Please give the count of lines holding the string "What" and nothing besides.

Stored data
________________
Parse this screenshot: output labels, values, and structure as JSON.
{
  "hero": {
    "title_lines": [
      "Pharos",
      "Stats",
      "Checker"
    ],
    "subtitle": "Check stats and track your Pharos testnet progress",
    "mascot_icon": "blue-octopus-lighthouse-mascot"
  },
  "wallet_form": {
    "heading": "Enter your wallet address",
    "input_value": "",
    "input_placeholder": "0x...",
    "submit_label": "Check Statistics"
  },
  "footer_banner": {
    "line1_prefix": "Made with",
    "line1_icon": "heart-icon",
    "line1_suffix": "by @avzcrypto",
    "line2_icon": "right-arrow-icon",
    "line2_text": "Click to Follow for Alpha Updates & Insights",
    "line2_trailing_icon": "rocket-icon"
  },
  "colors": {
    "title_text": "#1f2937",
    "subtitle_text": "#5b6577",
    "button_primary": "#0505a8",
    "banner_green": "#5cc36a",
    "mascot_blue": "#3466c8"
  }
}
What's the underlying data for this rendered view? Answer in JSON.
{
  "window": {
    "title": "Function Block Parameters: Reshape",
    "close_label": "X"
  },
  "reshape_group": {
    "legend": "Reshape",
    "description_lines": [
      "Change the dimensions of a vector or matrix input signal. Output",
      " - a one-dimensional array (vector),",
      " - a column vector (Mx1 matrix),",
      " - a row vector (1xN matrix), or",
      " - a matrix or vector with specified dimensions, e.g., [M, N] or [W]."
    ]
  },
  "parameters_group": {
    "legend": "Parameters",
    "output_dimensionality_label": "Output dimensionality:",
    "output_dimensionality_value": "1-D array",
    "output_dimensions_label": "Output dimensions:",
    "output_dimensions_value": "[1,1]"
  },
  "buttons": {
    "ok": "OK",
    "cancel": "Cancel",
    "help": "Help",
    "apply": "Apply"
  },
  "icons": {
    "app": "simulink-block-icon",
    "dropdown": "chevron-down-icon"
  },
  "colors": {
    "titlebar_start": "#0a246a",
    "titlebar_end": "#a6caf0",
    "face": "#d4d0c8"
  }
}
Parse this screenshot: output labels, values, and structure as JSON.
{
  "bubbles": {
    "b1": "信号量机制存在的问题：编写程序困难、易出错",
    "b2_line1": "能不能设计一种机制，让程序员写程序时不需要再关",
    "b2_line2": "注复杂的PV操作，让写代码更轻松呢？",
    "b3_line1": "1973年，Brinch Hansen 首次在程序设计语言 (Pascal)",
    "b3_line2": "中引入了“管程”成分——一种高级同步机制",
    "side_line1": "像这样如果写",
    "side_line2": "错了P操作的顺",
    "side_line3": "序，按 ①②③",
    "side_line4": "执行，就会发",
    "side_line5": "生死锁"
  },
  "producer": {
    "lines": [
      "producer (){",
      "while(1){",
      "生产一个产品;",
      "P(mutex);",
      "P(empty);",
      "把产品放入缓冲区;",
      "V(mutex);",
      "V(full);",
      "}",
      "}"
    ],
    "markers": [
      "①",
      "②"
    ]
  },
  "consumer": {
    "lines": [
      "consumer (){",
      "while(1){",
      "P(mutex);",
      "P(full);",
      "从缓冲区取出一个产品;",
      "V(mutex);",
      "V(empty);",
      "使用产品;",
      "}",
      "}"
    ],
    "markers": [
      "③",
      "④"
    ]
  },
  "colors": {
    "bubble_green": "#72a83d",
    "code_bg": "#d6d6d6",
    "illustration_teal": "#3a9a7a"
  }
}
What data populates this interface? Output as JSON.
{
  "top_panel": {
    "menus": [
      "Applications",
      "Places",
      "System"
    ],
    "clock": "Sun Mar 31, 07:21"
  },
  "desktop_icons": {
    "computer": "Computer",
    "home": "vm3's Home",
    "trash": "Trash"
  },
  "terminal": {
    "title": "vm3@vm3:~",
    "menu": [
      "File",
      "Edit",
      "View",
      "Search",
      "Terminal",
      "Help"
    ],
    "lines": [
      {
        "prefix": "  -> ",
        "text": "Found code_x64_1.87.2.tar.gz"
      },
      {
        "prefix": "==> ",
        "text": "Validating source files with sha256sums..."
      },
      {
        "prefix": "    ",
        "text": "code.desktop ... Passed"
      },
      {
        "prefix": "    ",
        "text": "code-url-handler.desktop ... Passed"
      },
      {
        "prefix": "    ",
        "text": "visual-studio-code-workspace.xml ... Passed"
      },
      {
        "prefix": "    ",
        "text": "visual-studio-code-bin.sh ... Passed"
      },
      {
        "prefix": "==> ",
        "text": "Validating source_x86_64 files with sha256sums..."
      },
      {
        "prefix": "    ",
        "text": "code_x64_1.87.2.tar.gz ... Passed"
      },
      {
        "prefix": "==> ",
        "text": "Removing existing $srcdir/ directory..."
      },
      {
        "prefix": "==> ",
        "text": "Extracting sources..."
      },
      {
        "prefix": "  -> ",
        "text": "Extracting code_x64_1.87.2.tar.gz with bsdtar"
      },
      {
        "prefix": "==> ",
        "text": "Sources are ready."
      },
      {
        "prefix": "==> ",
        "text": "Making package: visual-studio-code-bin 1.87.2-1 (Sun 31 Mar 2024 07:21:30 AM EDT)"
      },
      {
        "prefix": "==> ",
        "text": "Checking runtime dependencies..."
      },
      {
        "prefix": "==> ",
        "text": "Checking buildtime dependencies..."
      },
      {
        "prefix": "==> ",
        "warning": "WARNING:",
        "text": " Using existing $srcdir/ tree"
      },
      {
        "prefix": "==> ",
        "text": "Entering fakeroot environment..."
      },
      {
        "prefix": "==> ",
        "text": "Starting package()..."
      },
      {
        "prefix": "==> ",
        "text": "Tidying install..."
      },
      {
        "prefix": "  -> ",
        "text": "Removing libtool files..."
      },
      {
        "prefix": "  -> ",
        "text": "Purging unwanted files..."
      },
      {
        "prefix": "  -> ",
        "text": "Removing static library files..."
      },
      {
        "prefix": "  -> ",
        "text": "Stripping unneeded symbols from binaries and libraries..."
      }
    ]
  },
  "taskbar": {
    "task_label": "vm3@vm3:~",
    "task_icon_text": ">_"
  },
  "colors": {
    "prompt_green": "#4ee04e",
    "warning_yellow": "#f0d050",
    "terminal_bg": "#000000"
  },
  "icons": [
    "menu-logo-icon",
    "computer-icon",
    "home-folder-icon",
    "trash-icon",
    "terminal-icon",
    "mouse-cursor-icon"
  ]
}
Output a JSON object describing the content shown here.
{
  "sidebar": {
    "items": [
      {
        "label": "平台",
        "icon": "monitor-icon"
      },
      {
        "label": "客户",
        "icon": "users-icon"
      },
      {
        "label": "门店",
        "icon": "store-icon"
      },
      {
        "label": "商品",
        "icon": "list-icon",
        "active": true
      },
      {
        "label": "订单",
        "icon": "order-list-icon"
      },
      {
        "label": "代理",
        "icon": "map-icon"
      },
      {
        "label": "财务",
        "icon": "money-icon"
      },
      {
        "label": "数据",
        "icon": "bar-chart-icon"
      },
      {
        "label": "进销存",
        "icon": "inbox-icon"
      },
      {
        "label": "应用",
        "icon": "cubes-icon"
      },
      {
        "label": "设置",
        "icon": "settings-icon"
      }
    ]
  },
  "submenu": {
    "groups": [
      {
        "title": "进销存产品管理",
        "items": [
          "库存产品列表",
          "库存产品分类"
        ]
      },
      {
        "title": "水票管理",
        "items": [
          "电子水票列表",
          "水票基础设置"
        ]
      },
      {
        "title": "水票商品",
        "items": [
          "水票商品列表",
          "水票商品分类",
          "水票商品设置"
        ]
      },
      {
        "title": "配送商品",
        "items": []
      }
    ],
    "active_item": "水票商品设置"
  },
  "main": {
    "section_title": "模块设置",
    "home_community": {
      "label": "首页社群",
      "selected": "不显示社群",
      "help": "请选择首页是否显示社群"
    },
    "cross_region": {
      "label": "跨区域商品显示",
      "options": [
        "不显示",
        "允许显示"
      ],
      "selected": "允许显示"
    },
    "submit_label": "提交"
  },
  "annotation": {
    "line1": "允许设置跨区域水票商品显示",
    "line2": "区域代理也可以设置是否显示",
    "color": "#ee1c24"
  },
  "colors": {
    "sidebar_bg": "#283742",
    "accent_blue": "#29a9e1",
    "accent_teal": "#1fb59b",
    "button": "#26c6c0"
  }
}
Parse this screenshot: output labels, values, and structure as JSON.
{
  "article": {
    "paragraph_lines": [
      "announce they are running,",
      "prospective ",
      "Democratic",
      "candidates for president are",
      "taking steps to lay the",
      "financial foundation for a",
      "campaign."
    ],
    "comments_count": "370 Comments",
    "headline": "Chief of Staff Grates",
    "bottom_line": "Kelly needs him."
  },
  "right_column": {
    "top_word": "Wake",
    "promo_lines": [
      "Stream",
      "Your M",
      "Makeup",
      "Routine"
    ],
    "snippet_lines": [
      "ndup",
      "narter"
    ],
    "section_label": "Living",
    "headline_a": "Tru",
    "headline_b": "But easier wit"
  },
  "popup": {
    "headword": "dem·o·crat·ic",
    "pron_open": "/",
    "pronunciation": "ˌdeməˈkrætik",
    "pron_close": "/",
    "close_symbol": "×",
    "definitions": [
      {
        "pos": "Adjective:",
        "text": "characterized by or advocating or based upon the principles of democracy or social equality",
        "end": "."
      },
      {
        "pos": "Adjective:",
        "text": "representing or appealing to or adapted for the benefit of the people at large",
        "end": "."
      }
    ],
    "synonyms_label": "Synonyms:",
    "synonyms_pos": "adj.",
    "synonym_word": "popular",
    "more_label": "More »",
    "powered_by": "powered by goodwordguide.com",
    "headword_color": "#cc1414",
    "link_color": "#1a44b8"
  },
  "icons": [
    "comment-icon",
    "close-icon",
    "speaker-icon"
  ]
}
________________
# THE ANSWER
2